- [Exercise prompt]: Render the rows below as a Markdown table with two columns, Index for the line number and Entry for the line itself, skipping blank lines. Leave the pictures out of the table.

- [Provided records]:
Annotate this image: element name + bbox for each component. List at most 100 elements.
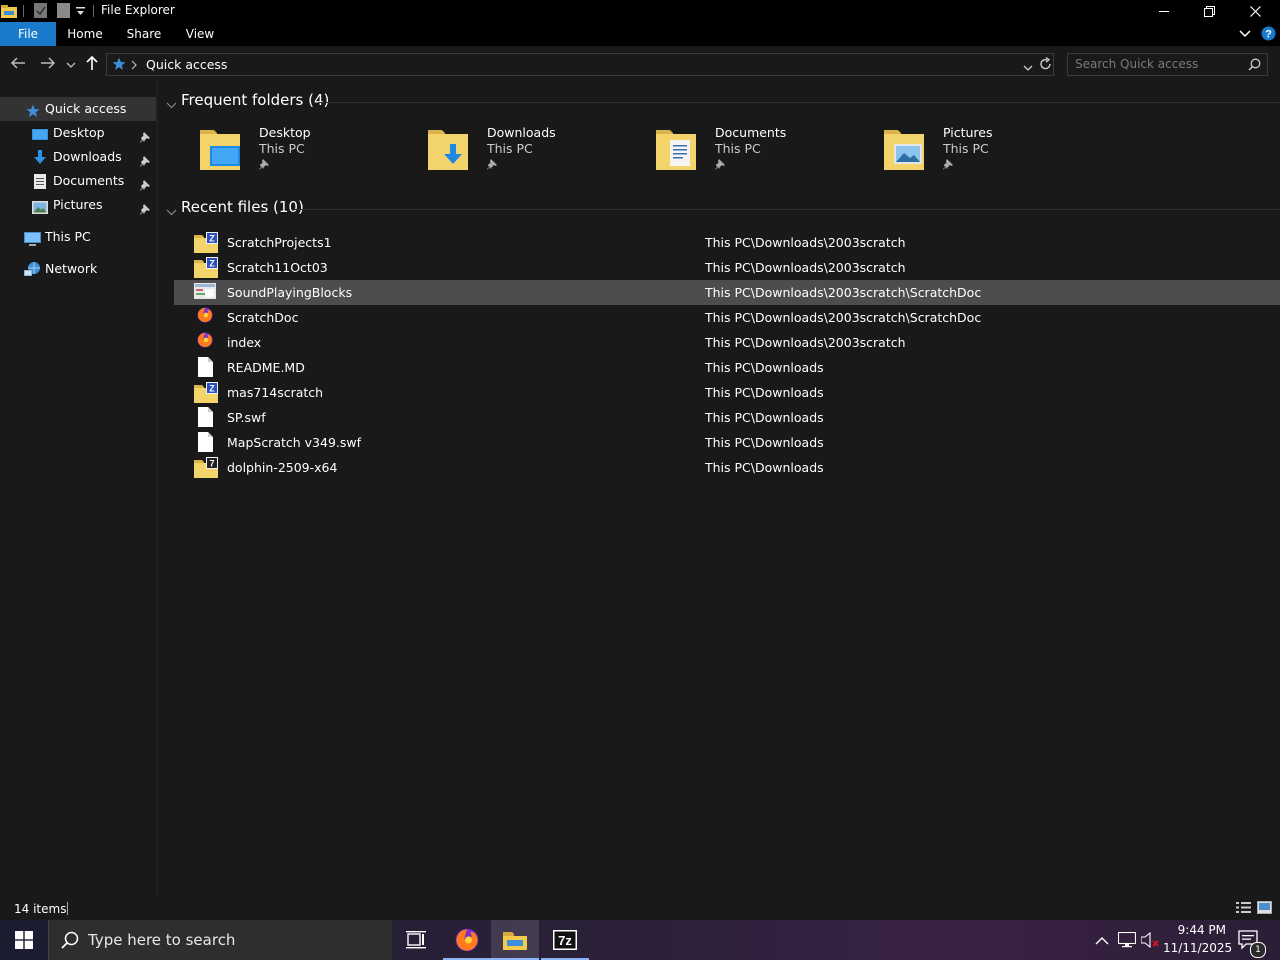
restore-icon bbox=[1203, 5, 1215, 17]
notification-badge: 1 bbox=[1250, 942, 1266, 958]
taskbar-file-explorer[interactable] bbox=[491, 920, 539, 960]
minimize-icon bbox=[1159, 11, 1169, 12]
start-button[interactable] bbox=[0, 920, 48, 960]
file-path: This PC\Downloads\2003scratch bbox=[705, 260, 906, 275]
taskbar-search-box[interactable]: Type here to search bbox=[48, 920, 392, 960]
forward-button[interactable] bbox=[40, 56, 56, 73]
recent-file-row[interactable]: Z Scratch11Oct03 This PC\Downloads\2003s… bbox=[174, 255, 1280, 280]
recent-file-row[interactable]: 7 dolphin-2509-x64 This PC\Downloads bbox=[174, 455, 1280, 480]
clock-date[interactable]: 11/11/2025 bbox=[1163, 941, 1232, 955]
frequent-folders-header[interactable]: Frequent folders (4) bbox=[158, 91, 1280, 113]
customize-qat-icon[interactable] bbox=[76, 6, 85, 22]
recent-locations-button[interactable] bbox=[66, 59, 76, 73]
recent-file-row[interactable]: ScratchDoc This PC\Downloads\2003scratch… bbox=[174, 305, 1280, 330]
pictures-folder-icon bbox=[884, 124, 926, 173]
taskbar-search-input[interactable]: Type here to search bbox=[88, 931, 235, 949]
refresh-button[interactable] bbox=[1039, 56, 1052, 74]
sidebar-item-documents[interactable]: Documents bbox=[0, 169, 156, 193]
taskbar-7zip[interactable]: 7z bbox=[541, 920, 589, 960]
tab-home[interactable]: Home bbox=[60, 22, 110, 46]
explorer-app-icon[interactable] bbox=[1, 4, 17, 20]
sidebar-item-quick-access[interactable]: Quick access bbox=[0, 97, 156, 121]
sidebar-item-this-pc[interactable]: This PC bbox=[0, 225, 156, 249]
new-folder-icon[interactable] bbox=[57, 3, 70, 19]
recent-file-row[interactable]: Z ScratchProjects1 This PC\Downloads\200… bbox=[174, 230, 1280, 255]
svg-text:7: 7 bbox=[209, 459, 214, 469]
file-name: dolphin-2509-x64 bbox=[227, 460, 338, 475]
back-button[interactable] bbox=[10, 56, 26, 73]
folder-tile-pictures[interactable]: Pictures This PC bbox=[854, 120, 1074, 176]
search-icon[interactable] bbox=[1248, 58, 1261, 74]
help-icon: ? bbox=[1261, 26, 1276, 41]
chevron-down-icon bbox=[66, 62, 76, 68]
search-input[interactable]: Search Quick access bbox=[1075, 57, 1198, 71]
file-name: README.MD bbox=[227, 360, 305, 375]
folder-tile-desktop[interactable]: Desktop This PC bbox=[170, 120, 390, 176]
close-button[interactable] bbox=[1232, 0, 1278, 22]
restore-button[interactable] bbox=[1186, 0, 1232, 22]
file-name: ScratchProjects1 bbox=[227, 235, 332, 250]
documents-folder-icon bbox=[656, 124, 698, 173]
expand-ribbon-button[interactable] bbox=[1239, 28, 1251, 42]
firefox-file-icon bbox=[197, 332, 219, 353]
folder-tile-documents[interactable]: Documents This PC bbox=[626, 120, 846, 176]
help-button[interactable]: ? bbox=[1261, 26, 1276, 44]
address-dropdown-button[interactable] bbox=[1023, 61, 1033, 75]
properties-icon[interactable] bbox=[34, 3, 47, 19]
chevron-down-icon[interactable] bbox=[166, 205, 177, 219]
status-separator bbox=[67, 902, 68, 915]
clock-time[interactable]: 9:44 PM bbox=[1166, 923, 1226, 937]
section-divider bbox=[318, 102, 1280, 103]
tab-share[interactable]: Share bbox=[118, 22, 170, 46]
show-hidden-icons-button[interactable] bbox=[1095, 934, 1109, 948]
downloads-folder-icon bbox=[428, 124, 470, 173]
large-icons-view-icon bbox=[1257, 901, 1272, 914]
tab-view[interactable]: View bbox=[178, 22, 222, 46]
recent-files-header[interactable]: Recent files (10) bbox=[158, 198, 1280, 220]
recent-file-row[interactable]: Z mas714scratch This PC\Downloads bbox=[174, 380, 1280, 405]
blank-file-icon bbox=[198, 357, 220, 378]
recent-file-row[interactable]: SP.swf This PC\Downloads bbox=[174, 405, 1280, 430]
tab-file[interactable]: File bbox=[0, 22, 56, 46]
details-view-button[interactable] bbox=[1236, 901, 1251, 917]
network-status-icon[interactable] bbox=[1117, 931, 1137, 951]
recent-file-row[interactable]: SoundPlayingBlocks This PC\Downloads\200… bbox=[174, 280, 1280, 305]
task-view-button[interactable] bbox=[392, 920, 440, 960]
volume-muted-icon[interactable] bbox=[1140, 931, 1160, 951]
breadcrumb-chevron-icon[interactable] bbox=[131, 59, 137, 73]
file-name: ScratchDoc bbox=[227, 310, 299, 325]
archive-folder-icon: Z bbox=[194, 232, 218, 253]
file-name: index bbox=[227, 335, 262, 350]
back-arrow-icon bbox=[10, 57, 25, 69]
large-icons-view-button[interactable] bbox=[1257, 901, 1272, 917]
file-name: SP.swf bbox=[227, 410, 266, 425]
sidebar-item-downloads[interactable]: Downloads bbox=[0, 145, 156, 169]
file-path: This PC\Downloads bbox=[705, 435, 824, 450]
sidebar-item-network[interactable]: Network bbox=[0, 257, 156, 281]
sidebar-item-label: Network bbox=[45, 261, 98, 276]
minimize-button[interactable] bbox=[1141, 0, 1187, 22]
ribbon: File Home Share View ? bbox=[0, 22, 1280, 46]
sidebar-item-label: Downloads bbox=[53, 149, 122, 164]
folder-tile-name: Pictures bbox=[943, 125, 993, 140]
folder-tile-downloads[interactable]: Downloads This PC bbox=[398, 120, 618, 176]
details-view-icon bbox=[1236, 902, 1251, 913]
address-bar[interactable]: Quick access bbox=[106, 53, 1054, 76]
recent-file-row[interactable]: MapScratch v349.swf This PC\Downloads bbox=[174, 430, 1280, 455]
file-path: This PC\Downloads bbox=[705, 385, 824, 400]
file-path: This PC\Downloads\2003scratch bbox=[705, 335, 906, 350]
up-button[interactable] bbox=[85, 55, 99, 74]
archive-folder-icon: Z bbox=[194, 257, 218, 278]
pin-icon bbox=[943, 159, 953, 173]
search-box[interactable]: Search Quick access bbox=[1067, 53, 1268, 76]
breadcrumb-quick-access[interactable]: Quick access bbox=[146, 57, 227, 72]
svg-text:Z: Z bbox=[209, 384, 215, 394]
recent-file-row[interactable]: index This PC\Downloads\2003scratch bbox=[174, 330, 1280, 355]
sidebar-item-desktop[interactable]: Desktop bbox=[0, 121, 156, 145]
recent-file-row[interactable]: README.MD This PC\Downloads bbox=[174, 355, 1280, 380]
sidebar-item-pictures[interactable]: Pictures bbox=[0, 193, 156, 217]
status-bar: 14 items bbox=[0, 896, 1280, 920]
taskbar-firefox[interactable] bbox=[443, 920, 491, 960]
chevron-down-icon[interactable] bbox=[166, 98, 177, 112]
navigation-pane: Quick access Desktop Downloads Documents bbox=[0, 90, 156, 896]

- [Exercise solution]:
| Index | Entry |
|---|---|
| 1 | Annotate this image: element name + bbox for each component. List at most 100 elements. |
| 2 | restore-icon bbox=[1203, 5, 1215, 17] |
| 3 | notification-badge: 1 bbox=[1250, 942, 1266, 958] |
| 4 | taskbar-file-explorer[interactable] bbox=[491, 920, 539, 960] |
| 5 | minimize-icon bbox=[1159, 11, 1169, 12] |
| 6 | start-button[interactable] bbox=[0, 920, 48, 960] |
| 7 | file-path: This PC\Downloads\2003scratch bbox=[705, 260, 906, 275] |
| 8 | taskbar-search-box[interactable]: Type here to search bbox=[48, 920, 392, 960] |
| 9 | forward-button[interactable] bbox=[40, 56, 56, 73] |
| 10 | recent-file-row[interactable]: Z Scratch11Oct03 This PC\Downloads\2003s… bbox=[174, 255, 1280, 280] |
| 11 | recent-file-row[interactable]: 7 dolphin-2509-x64 This PC\Downloads bbox=[174, 455, 1280, 480] |
| 12 | clock-date[interactable]: 11/11/2025 bbox=[1163, 941, 1232, 955] |
| 13 | frequent-folders-header[interactable]: Frequent folders (4) bbox=[158, 91, 1280, 113] |
| 14 | customize-qat-icon[interactable] bbox=[76, 6, 85, 22] |
| 15 | recent-locations-button[interactable] bbox=[66, 59, 76, 73] |
| 16 | recent-file-row[interactable]: ScratchDoc This PC\Downloads\2003scratch… bbox=[174, 305, 1280, 330] |
| 17 | pictures-folder-icon bbox=[884, 124, 926, 173] |
| 18 | taskbar-search-input[interactable]: Type here to search bbox=[88, 931, 235, 949] |
| 19 | refresh-button[interactable] bbox=[1039, 56, 1052, 74] |
| 20 | sidebar-item-documents[interactable]: Documents bbox=[0, 169, 156, 193] |
| 21 | taskbar-7zip[interactable]: 7z bbox=[541, 920, 589, 960] |
| 22 | tab-home[interactable]: Home bbox=[60, 22, 110, 46] |
| 23 | explorer-app-icon[interactable] bbox=[1, 4, 17, 20] |
| 24 | sidebar-item-quick-access[interactable]: Quick access bbox=[0, 97, 156, 121] |
| 25 | sidebar-item-this-pc[interactable]: This PC bbox=[0, 225, 156, 249] |
| 26 | new-folder-icon[interactable] bbox=[57, 3, 70, 19] |
| 27 | recent-file-row[interactable]: Z ScratchProjects1 This PC\Downloads\200… bbox=[174, 230, 1280, 255] |
| 28 | svg-text:7: 7 bbox=[209, 459, 214, 469] |
| 29 | file-name: dolphin-2509-x64 bbox=[227, 460, 338, 475] |
| 30 | back-button[interactable] bbox=[10, 56, 26, 73] |
| 31 | folder-tile-pictures[interactable]: Pictures This PC bbox=[854, 120, 1074, 176] |
| 32 | search-icon[interactable] bbox=[1248, 58, 1261, 74] |
| 33 | help-icon: ? bbox=[1261, 26, 1276, 41] |
| 34 | chevron-down-icon bbox=[66, 62, 76, 68] |
| 35 | search-input[interactable]: Search Quick access bbox=[1075, 57, 1198, 71] |
| 36 | file-name: README.MD bbox=[227, 360, 305, 375] |
| 37 | folder-tile-desktop[interactable]: Desktop This PC bbox=[170, 120, 390, 176] |
| 38 | close-button[interactable] bbox=[1232, 0, 1278, 22] |
| 39 | restore-button[interactable] bbox=[1186, 0, 1232, 22] |
| 40 | file-name: ScratchProjects1 bbox=[227, 235, 332, 250] |
| 41 | documents-folder-icon bbox=[656, 124, 698, 173] |
| 42 | expand-ribbon-button[interactable] bbox=[1239, 28, 1251, 42] |
| 43 | firefox-file-icon bbox=[197, 332, 219, 353] |
| 44 | folder-tile-documents[interactable]: Documents This PC bbox=[626, 120, 846, 176] |
| 45 | help-button[interactable]: ? bbox=[1261, 26, 1276, 44] |
| 46 | address-dropdown-button[interactable] bbox=[1023, 61, 1033, 75] |
| 47 | properties-icon[interactable] bbox=[34, 3, 47, 19] |
| 48 | chevron-down-icon[interactable] bbox=[166, 205, 177, 219] |
| 49 | status-separator bbox=[67, 902, 68, 915] |
| 50 | clock-time[interactable]: 9:44 PM bbox=[1166, 923, 1226, 937] |
| 51 | section-divider bbox=[318, 102, 1280, 103] |
| 52 | tab-share[interactable]: Share bbox=[118, 22, 170, 46] |
| 53 | show-hidden-icons-button[interactable] bbox=[1095, 934, 1109, 948] |
| 54 | downloads-folder-icon bbox=[428, 124, 470, 173] |
| 55 | large-icons-view-icon bbox=[1257, 901, 1272, 914] |
| 56 | tab-view[interactable]: View bbox=[178, 22, 222, 46] |
| 57 | recent-files-header[interactable]: Recent files (10) bbox=[158, 198, 1280, 220] |
| 58 | recent-file-row[interactable]: Z mas714scratch This PC\Downloads bbox=[174, 380, 1280, 405] |
| 59 | blank-file-icon bbox=[198, 357, 220, 378] |
| 60 | recent-file-row[interactable]: SP.swf This PC\Downloads bbox=[174, 405, 1280, 430] |
| 61 | tab-file[interactable]: File bbox=[0, 22, 56, 46] |
| 62 | details-view-button[interactable] bbox=[1236, 901, 1251, 917] |
| 63 | network-status-icon[interactable] bbox=[1117, 931, 1137, 951] |
| 64 | recent-file-row[interactable]: SoundPlayingBlocks This PC\Downloads\200… bbox=[174, 280, 1280, 305] |
| 65 | task-view-button[interactable] bbox=[392, 920, 440, 960] |
| 66 | volume-muted-icon[interactable] bbox=[1140, 931, 1160, 951] |
| 67 | breadcrumb-chevron-icon[interactable] bbox=[131, 59, 137, 73] |
| 68 | file-name: ScratchDoc bbox=[227, 310, 299, 325] |
| 69 | archive-folder-icon: Z bbox=[194, 232, 218, 253] |
| 70 | file-name: index bbox=[227, 335, 262, 350] |
| 71 | back-arrow-icon bbox=[10, 57, 25, 69] |
| 72 | large-icons-view-button[interactable] bbox=[1257, 901, 1272, 917] |
| 73 | file-name: SP.swf bbox=[227, 410, 266, 425] |
| 74 | sidebar-item-downloads[interactable]: Downloads bbox=[0, 145, 156, 169] |
| 75 | file-path: This PC\Downloads bbox=[705, 435, 824, 450] |
| 76 | sidebar-item-network[interactable]: Network bbox=[0, 257, 156, 281] |
| 77 | sidebar-item-label: Network bbox=[45, 261, 98, 276] |
| 78 | minimize-button[interactable] bbox=[1141, 0, 1187, 22] |
| 79 | ribbon: File Home Share View ? bbox=[0, 22, 1280, 46] |
| 80 | sidebar-item-label: Downloads bbox=[53, 149, 122, 164] |
| 81 | folder-tile-name: Pictures bbox=[943, 125, 993, 140] |
| 82 | folder-tile-downloads[interactable]: Downloads This PC bbox=[398, 120, 618, 176] |
| 83 | details-view-icon bbox=[1236, 902, 1251, 913] |
| 84 | address-bar[interactable]: Quick access bbox=[106, 53, 1054, 76] |
| 85 | recent-file-row[interactable]: MapScratch v349.swf This PC\Downloads bbox=[174, 430, 1280, 455] |
| 86 | file-path: This PC\Downloads bbox=[705, 385, 824, 400] |
| 87 | file-path: This PC\Downloads\2003scratch bbox=[705, 335, 906, 350] |
| 88 | up-button[interactable] bbox=[85, 55, 99, 74] |
| 89 | archive-folder-icon: Z bbox=[194, 257, 218, 278] |
| 90 | pin-icon bbox=[943, 159, 953, 173] |
| 91 | search-box[interactable]: Search Quick access bbox=[1067, 53, 1268, 76] |
| 92 | breadcrumb-quick-access[interactable]: Quick access bbox=[146, 57, 227, 72] |
| 93 | svg-text:Z: Z bbox=[209, 384, 215, 394] |
| 94 | recent-file-row[interactable]: index This PC\Downloads\2003scratch bbox=[174, 330, 1280, 355] |
| 95 | sidebar-item-desktop[interactable]: Desktop bbox=[0, 121, 156, 145] |
| 96 | recent-file-row[interactable]: README.MD This PC\Downloads bbox=[174, 355, 1280, 380] |
| 97 | sidebar-item-pictures[interactable]: Pictures bbox=[0, 193, 156, 217] |
| 98 | status-bar: 14 items bbox=[0, 896, 1280, 920] |
| 99 | taskbar-firefox[interactable] bbox=[443, 920, 491, 960] |
| 100 | chevron-down-icon[interactable] bbox=[166, 98, 177, 112] |
| 101 | navigation-pane: Quick access Desktop Downloads Documents bbox=[0, 90, 156, 896] |